- **INSTRUCTIONS FOR THE TASK**: According to the Dolt storage article, roughly what seek latency does a single head on a spinning disk incur in the authors' testing?

- **DOCUMENT**:
+++

Dolt is the first and only database that versions structured data the way Git versions code. Our users use Dolt either as a relational database running on cloud hardware, like Hosted Dolt, or as a web collaboration tool like DoltHub or Doltlab backed by a cloud filesystem. All of these applications share the common Dolt software. But the storage systems they use to read and write data vary in important ways.

Background

Most database servers use solid state drives (SSD) these days. It is the default in most laptops and cloud compute instances because it is fast, light, consistent, and increasingly cheap. SSDs are forgiving for application developers because performance depends less on access patterns.

Cloud file systems are less forgiving. Reading and writing from an S3 bucket, for example, has stricter network and bandwidth limitations. Requests to S3 can be slow over the network, >10ms end to end vs .2ms to a local SSD. And files are usually read in megabyte blocks, rather than kilobyte blocks on a local filesystem.

Network and bandwidth restrictions change the optimal ways to execute certain SQL queries. For example, the join planner often favors lookup joins for local filesystems. We have fine control over reading individual 16kb pages from disk and can often complete a join only reading a fraction of the table. But reading a row from an S3-backed table might require reading a megabyte plus sized file with an expensive network round trip. The latency of performing a few lookups quickly outpaces the cost of bulk reading the whole table into a hash map in memory.

A new user with a redundant array of inexpensive disks (RAID) contacted us recently on our Discord with performance problems. A RAID is an abstracted group of hard disk drives (HDD), and we did most of our performance testing here on a single AWS st1. The customer's 1.6TB database imported in a matter of hours, but other operations, especially an index build, were running for days.

The lesson from cloud filesystems will be the same for disks, avoid small random reads! But albeit for different architectural reasons. A single head on a spinning disk incurs seek latency of about 10ms in our testing. We can compare disk seek latency to network latency for non-contiguous reads from S3. And while we have a special application chunk store that considers network latency for cloud storage, HDDs use our local filesystem interface. Our RAID user found several Dolt storage issues that SSD's forgivingness hid for years.

+++

- **MATERIAL**:
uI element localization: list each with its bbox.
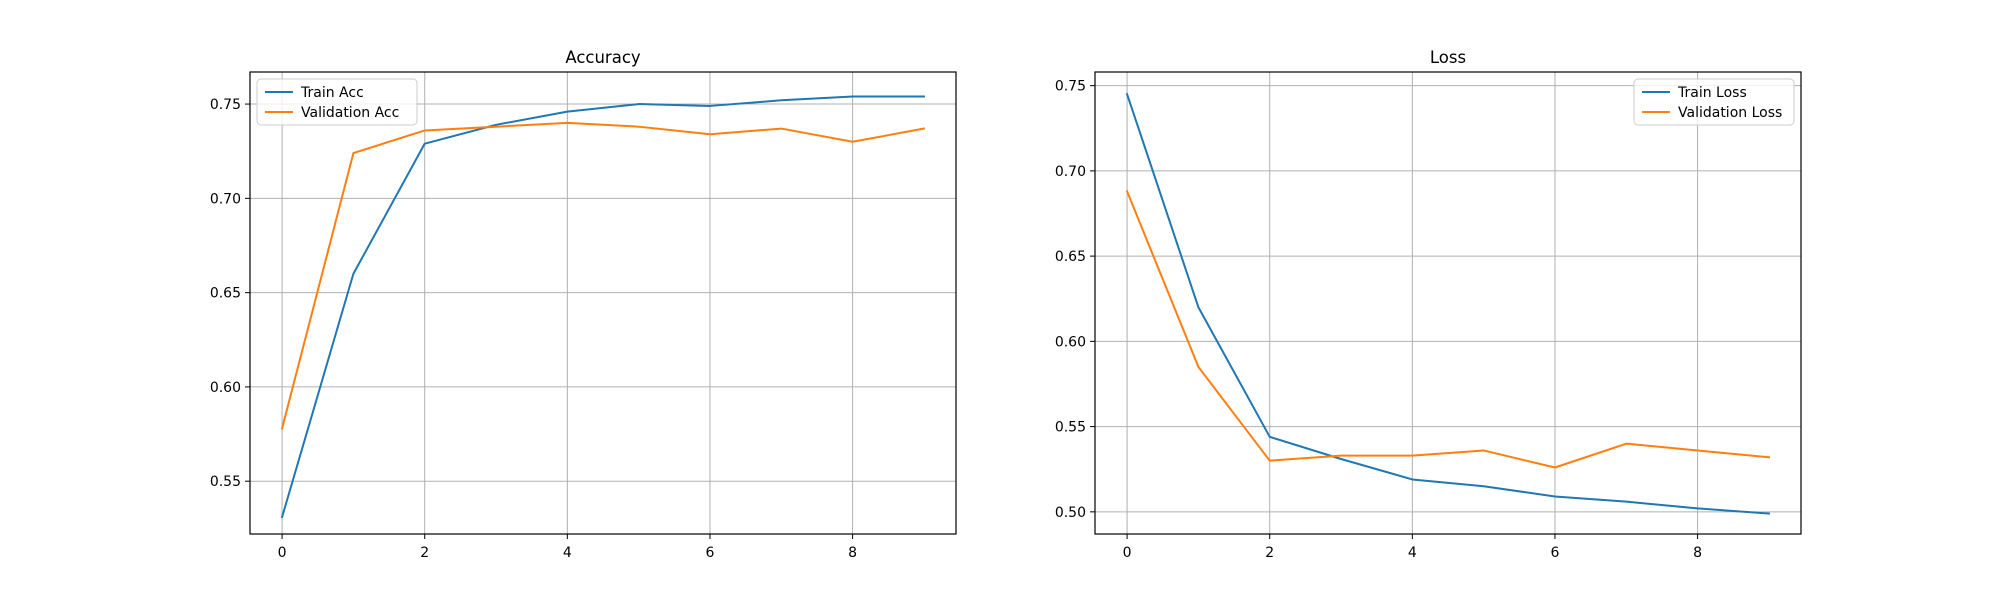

+++

- **CORRECT RESPONSE**: About 10ms.